* _THE TASK_: Output the material below unchanged, apart from leaving out the pictures.

|---|

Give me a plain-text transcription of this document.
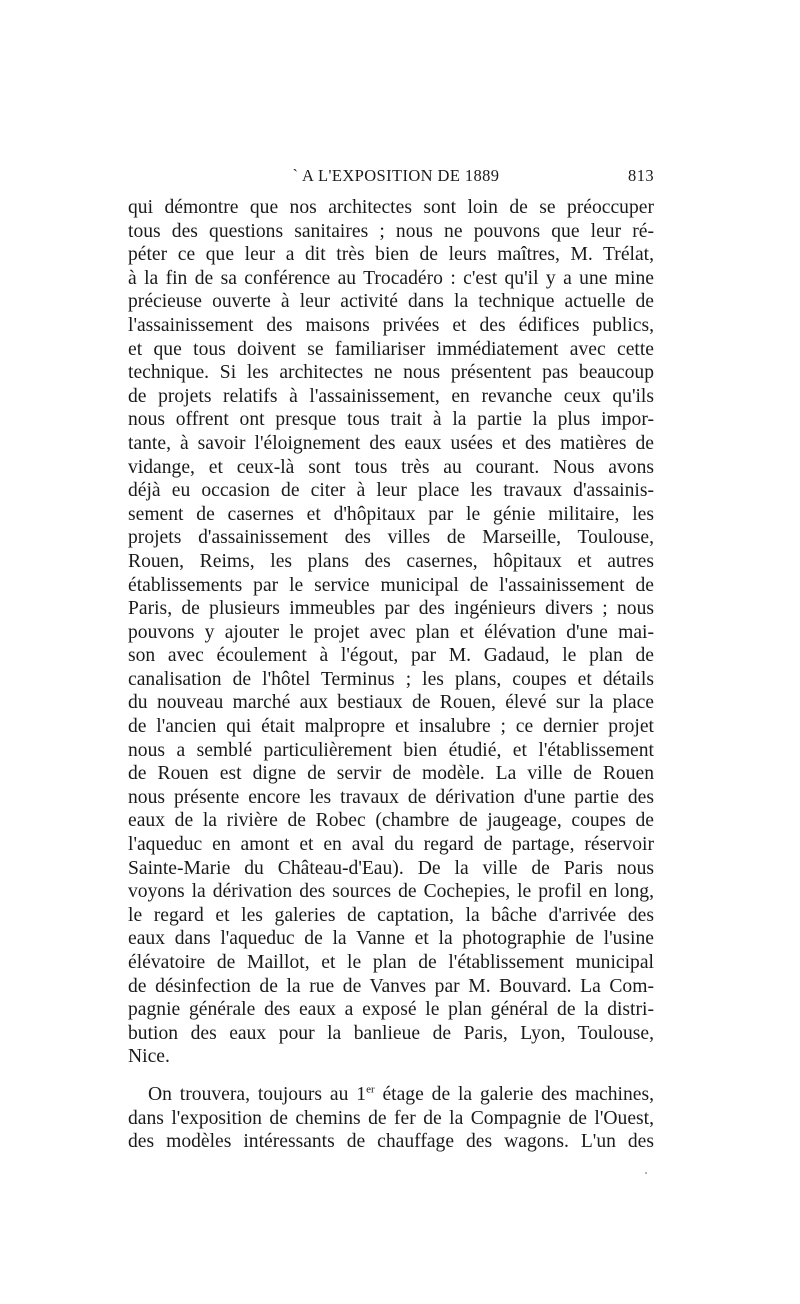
` A L'EXPOSITION DE 1889	813
qui démontre que nos architectes sont loin de se préoccuper
tous des questions sanitaires ; nous ne pouvons que leur ré-
péter ce que leur a dit très bien de leurs maîtres, M. Trélat,
à la fin de sa conférence au Trocadéro : c'est qu'il y a une mine
précieuse ouverte à leur activité dans la technique actuelle de
l'assainissement des maisons privées et des édifices publics,
et que tous doivent se familiariser immédiatement avec cette
technique. Si les architectes ne nous présentent pas beaucoup
de projets relatifs à l'assainissement, en revanche ceux qu'ils
nous offrent ont presque tous trait à la partie la plus impor-
tante, à savoir l'éloignement des eaux usées et des matières de
vidange, et ceux-là sont tous très au courant. Nous avons
déjà eu occasion de citer à leur place les travaux d'assainis-
sement de casernes et d'hôpitaux par le génie militaire, les
projets d'assainissement des villes de Marseille, Toulouse,
Rouen, Reims, les plans des casernes, hôpitaux et autres
établissements par le service municipal de l'assainissement de
Paris, de plusieurs immeubles par des ingénieurs divers ; nous
pouvons y ajouter le projet avec plan et élévation d'une mai-
son avec écoulement à l'égout, par M. Gadaud, le plan de
canalisation de l'hôtel Terminus ; les plans, coupes et détails
du nouveau marché aux bestiaux de Rouen, élevé sur la place
de l'ancien qui était malpropre et insalubre ; ce dernier projet
nous a semblé particulièrement bien étudié, et l'établissement
de Rouen est digne de servir de modèle. La ville de Rouen
nous présente encore les travaux de dérivation d'une partie des
eaux de la rivière de Robec (chambre de jaugeage, coupes de
l'aqueduc en amont et en aval du regard de partage, réservoir
Sainte-Marie du Château-d'Eau). De la ville de Paris nous
voyons la dérivation des sources de Cochepies, le profil en long,
le regard et les galeries de captation, la bâche d'arrivée des
eaux dans l'aqueduc de la Vanne et la photographie de l'usine
élévatoire de Maillot, et le plan de l'établissement municipal
de désinfection de la rue de Vanves par M. Bouvard. La Com-
pagnie générale des eaux a exposé le plan général de la distri-
bution des eaux pour la banlieue de Paris, Lyon, Toulouse,
Nice.
On trouvera, toujours au 1er étage de la galerie des machines,
dans l'exposition de chemins de fer de la Compagnie de l'Ouest,
des modèles intéressants de chauffage des wagons. L'un des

|---|

* _TASK ANSWER_:
Give me a plain-text transcription of this document.
` A L'EXPOSITION DE 1889	813
qui démontre que nos architectes sont loin de se préoccuper
tous des questions sanitaires ; nous ne pouvons que leur ré-
péter ce que leur a dit très bien de leurs maîtres, M. Trélat,
à la fin de sa conférence au Trocadéro : c'est qu'il y a une mine
précieuse ouverte à leur activité dans la technique actuelle de
l'assainissement des maisons privées et des édifices publics,
et que tous doivent se familiariser immédiatement avec cette
technique. Si les architectes ne nous présentent pas beaucoup
de projets relatifs à l'assainissement, en revanche ceux qu'ils
nous offrent ont presque tous trait à la partie la plus impor-
tante, à savoir l'éloignement des eaux usées et des matières de
vidange, et ceux-là sont tous très au courant. Nous avons
déjà eu occasion de citer à leur place les travaux d'assainis-
sement de casernes et d'hôpitaux par le génie militaire, les
projets d'assainissement des villes de Marseille, Toulouse,
Rouen, Reims, les plans des casernes, hôpitaux et autres
établissements par le service municipal de l'assainissement de
Paris, de plusieurs immeubles par des ingénieurs divers ; nous
pouvons y ajouter le projet avec plan et élévation d'une mai-
son avec écoulement à l'égout, par M. Gadaud, le plan de
canalisation de l'hôtel Terminus ; les plans, coupes et détails
du nouveau marché aux bestiaux de Rouen, élevé sur la place
de l'ancien qui était malpropre et insalubre ; ce dernier projet
nous a semblé particulièrement bien étudié, et l'établissement
de Rouen est digne de servir de modèle. La ville de Rouen
nous présente encore les travaux de dérivation d'une partie des
eaux de la rivière de Robec (chambre de jaugeage, coupes de
l'aqueduc en amont et en aval du regard de partage, réservoir
Sainte-Marie du Château-d'Eau). De la ville de Paris nous
voyons la dérivation des sources de Cochepies, le profil en long,
le regard et les galeries de captation, la bâche d'arrivée des
eaux dans l'aqueduc de la Vanne et la photographie de l'usine
élévatoire de Maillot, et le plan de l'établissement municipal
de désinfection de la rue de Vanves par M. Bouvard. La Com-
pagnie générale des eaux a exposé le plan général de la distri-
bution des eaux pour la banlieue de Paris, Lyon, Toulouse,
Nice.
On trouvera, toujours au 1er étage de la galerie des machines,
dans l'exposition de chemins de fer de la Compagnie de l'Ouest,
des modèles intéressants de chauffage des wagons. L'un des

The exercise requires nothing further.